Work to complete: Return the number of lines that contain the word "After", and return nothing else.

Data in this exercise:
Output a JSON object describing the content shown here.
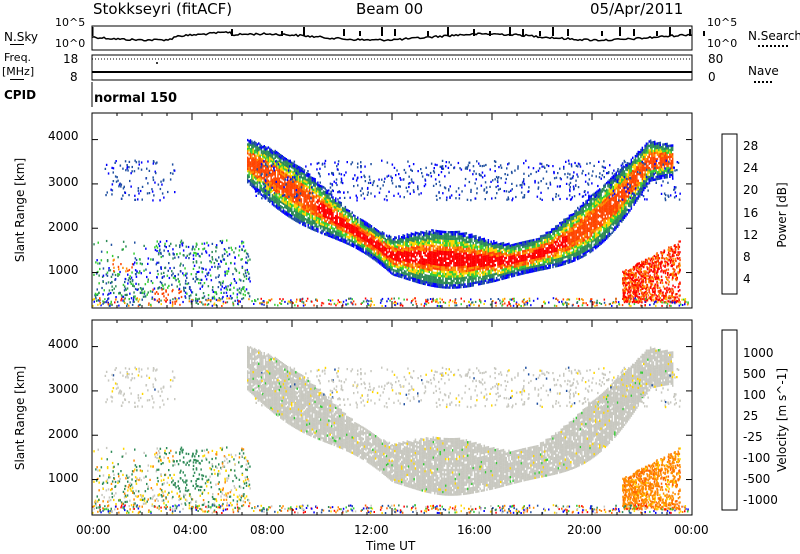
{
  "header": {
    "station": "Stokkseyri (fitACF)",
    "beam": "Beam 00",
    "date": "05/Apr/2011"
  },
  "top_panels": {
    "nsky_label": "N.Sky",
    "nsearch_label": "N.Search",
    "nsky_ticks": [
      "10^5",
      "10^0"
    ],
    "nsky_right_ticks": [
      "10^5",
      "10^0"
    ],
    "freq_label": "Freq.",
    "freq_unit": "[MHz]",
    "freq_ticks": [
      "18",
      "8"
    ],
    "nave_label": "Nave",
    "nave_ticks": [
      "80",
      "0"
    ],
    "cpid_label": "CPID",
    "cpid_value": "normal 150"
  },
  "chart_data": [
    {
      "type": "heatmap",
      "name": "power-panel",
      "ylabel": "Slant Range [km]",
      "yticks": [
        1000,
        2000,
        3000,
        4000
      ],
      "ylim": [
        200,
        4600
      ],
      "xlim": [
        0,
        24
      ],
      "colorbar": {
        "label": "Power [dB]",
        "ticks": [
          "28",
          "24",
          "20",
          "16",
          "12",
          "8",
          "4"
        ],
        "colors": [
          "#0000ff",
          "#1f4fa0",
          "#2e8b57",
          "#33cc33",
          "#ffd700",
          "#ff8c00",
          "#ff4500",
          "#ff0000"
        ]
      }
    },
    {
      "type": "heatmap",
      "name": "velocity-panel",
      "ylabel": "Slant Range [km]",
      "yticks": [
        1000,
        2000,
        3000,
        4000
      ],
      "ylim": [
        200,
        4600
      ],
      "xlim": [
        0,
        24
      ],
      "xlabel": "Time UT",
      "xticks": [
        "00:00",
        "04:00",
        "08:00",
        "12:00",
        "16:00",
        "20:00",
        "00:00"
      ],
      "colorbar": {
        "label": "Velocity [m s^-1]",
        "ticks": [
          "1000",
          "500",
          "100",
          "25",
          "-25",
          "-100",
          "-500",
          "-1000"
        ],
        "colors": [
          "#0000ff",
          "#1f4fa0",
          "#2e8b57",
          "#33cc33",
          "#c8c8c0",
          "#ffd700",
          "#ff8c00",
          "#ff6000",
          "#ff0000"
        ]
      }
    }
  ]
}
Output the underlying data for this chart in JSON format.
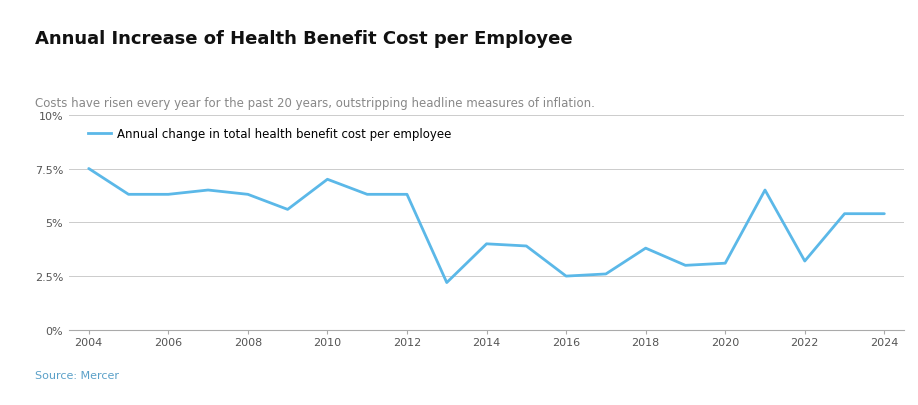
{
  "title": "Annual Increase of Health Benefit Cost per Employee",
  "subtitle": "Costs have risen every year for the past 20 years, outstripping headline measures of inflation.",
  "source": "Source: Mercer",
  "legend_label": "Annual change in total health benefit cost per employee",
  "line_color": "#5bb8e8",
  "line_width": 2.0,
  "years": [
    2004,
    2005,
    2006,
    2007,
    2008,
    2009,
    2010,
    2011,
    2012,
    2013,
    2014,
    2015,
    2016,
    2017,
    2018,
    2019,
    2020,
    2021,
    2022,
    2023,
    2024
  ],
  "values": [
    0.075,
    0.063,
    0.063,
    0.065,
    0.063,
    0.056,
    0.07,
    0.063,
    0.063,
    0.022,
    0.04,
    0.039,
    0.025,
    0.026,
    0.038,
    0.03,
    0.031,
    0.065,
    0.032,
    0.054,
    0.054
  ],
  "ylim": [
    0,
    0.1
  ],
  "yticks": [
    0,
    0.025,
    0.05,
    0.075,
    0.1
  ],
  "ytick_labels": [
    "0%",
    "2.5%",
    "5%",
    "7.5%",
    "10%"
  ],
  "xlim": [
    2003.5,
    2024.5
  ],
  "xticks": [
    2004,
    2006,
    2008,
    2010,
    2012,
    2014,
    2016,
    2018,
    2020,
    2022,
    2024
  ],
  "background_color": "#ffffff",
  "grid_color": "#cccccc",
  "title_color": "#111111",
  "subtitle_color": "#888888",
  "source_color": "#5aa0c8",
  "top_bar_color": "#8dc04a",
  "bottom_bar_color": "#8dc04a",
  "title_fontsize": 13,
  "subtitle_fontsize": 8.5,
  "source_fontsize": 8,
  "legend_fontsize": 8.5,
  "tick_fontsize": 8
}
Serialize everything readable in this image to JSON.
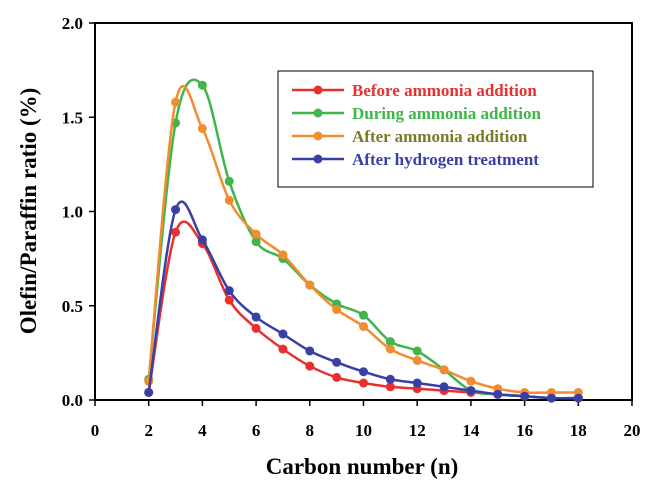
{
  "chart_data": {
    "type": "line",
    "title": "",
    "xlabel": "Carbon number (n)",
    "ylabel": "Olefin/Paraffin ratio (%)",
    "xlim": [
      0,
      20
    ],
    "ylim": [
      0,
      2.0
    ],
    "xticks": [
      "0",
      "2",
      "4",
      "6",
      "8",
      "10",
      "12",
      "14",
      "16",
      "18",
      "20"
    ],
    "yticks": [
      "0.0",
      "0.5",
      "1.0",
      "1.5",
      "2.0"
    ],
    "grid": false,
    "legend_position": "top-right",
    "x": [
      2,
      3,
      4,
      5,
      6,
      7,
      8,
      9,
      10,
      11,
      12,
      13,
      14,
      15,
      16,
      17,
      18
    ],
    "series": [
      {
        "name": "Before ammonia addition",
        "color": "#e8312f",
        "values": [
          0.04,
          0.89,
          0.83,
          0.53,
          0.38,
          0.27,
          0.18,
          0.12,
          0.09,
          0.07,
          0.06,
          0.05,
          0.04,
          0.03,
          0.02,
          0.01,
          0.01
        ]
      },
      {
        "name": "During ammonia addition",
        "color": "#3fb54a",
        "values": [
          0.11,
          1.47,
          1.67,
          1.16,
          0.84,
          0.75,
          0.61,
          0.51,
          0.45,
          0.31,
          0.26,
          0.16,
          0.05,
          0.03,
          0.02,
          0.01,
          0.01
        ]
      },
      {
        "name": "After ammonia addition",
        "color": "#f28c30",
        "values": [
          0.1,
          1.58,
          1.44,
          1.06,
          0.88,
          0.77,
          0.61,
          0.48,
          0.39,
          0.27,
          0.21,
          0.16,
          0.1,
          0.06,
          0.04,
          0.04,
          0.04
        ]
      },
      {
        "name": "After hydrogen treatment",
        "color": "#3a3fa8",
        "values": [
          0.04,
          1.01,
          0.85,
          0.58,
          0.44,
          0.35,
          0.26,
          0.2,
          0.15,
          0.11,
          0.09,
          0.07,
          0.05,
          0.03,
          0.02,
          0.01,
          0.01
        ]
      }
    ],
    "legend_text_colors": [
      "#e8312f",
      "#3fb54a",
      "#7a7a28",
      "#3a3fa8"
    ]
  }
}
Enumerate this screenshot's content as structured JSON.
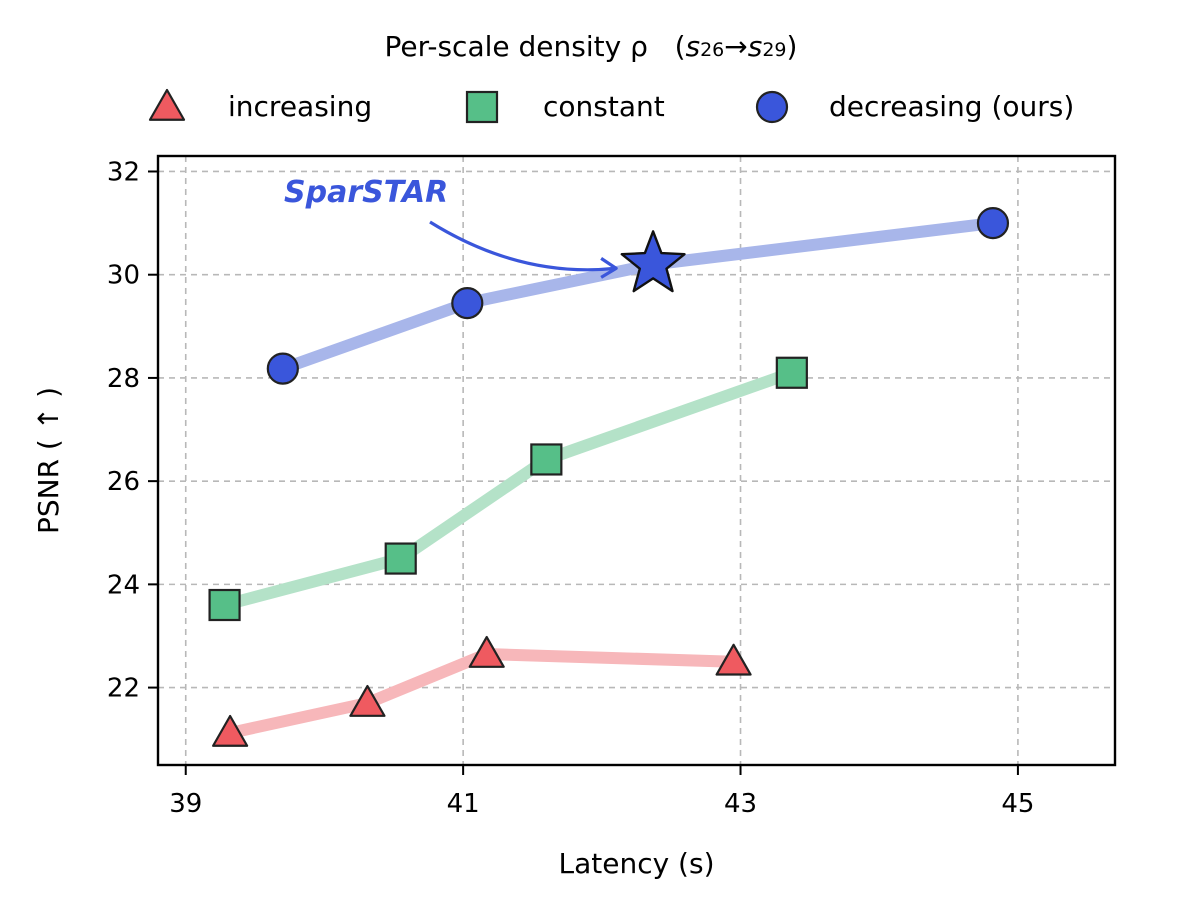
{
  "chart_data": {
    "type": "line",
    "legend": {
      "title_prefix": "Per-scale density ρ",
      "title_range": {
        "open": "(",
        "from_base": "s",
        "from_sub": "26",
        "arrow": "→",
        "to_base": "s",
        "to_sub": "29",
        "close": ")"
      },
      "placement": "top-center"
    },
    "xlabel": "Latency (s)",
    "ylabel": "PSNR ( ↑ )",
    "xlim": [
      38.8,
      45.7
    ],
    "ylim": [
      20.5,
      32.3
    ],
    "xticks": [
      39,
      41,
      43,
      45
    ],
    "yticks": [
      22,
      24,
      26,
      28,
      30,
      32
    ],
    "grid": true,
    "series": [
      {
        "name": "increasing",
        "marker": "triangle",
        "color": "#ef5a60",
        "line_color": "#f7b7ba",
        "x": [
          39.32,
          40.31,
          41.17,
          42.95
        ],
        "y": [
          21.12,
          21.7,
          22.65,
          22.5
        ]
      },
      {
        "name": "constant",
        "marker": "square",
        "color": "#56bf88",
        "line_color": "#b4e2c8",
        "x": [
          39.28,
          40.55,
          41.6,
          43.37
        ],
        "y": [
          23.6,
          24.5,
          26.42,
          28.1
        ]
      },
      {
        "name": "decreasing (ours)",
        "marker": "circle",
        "color": "#3a56db",
        "line_color": "#a8b6ea",
        "x": [
          39.7,
          41.03,
          42.37,
          44.82
        ],
        "y": [
          28.18,
          29.45,
          30.2,
          31.0
        ]
      }
    ],
    "highlight": {
      "label": "SparSTAR",
      "color": "#3a56db",
      "x": 42.37,
      "y": 30.2
    }
  }
}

Full solution: 2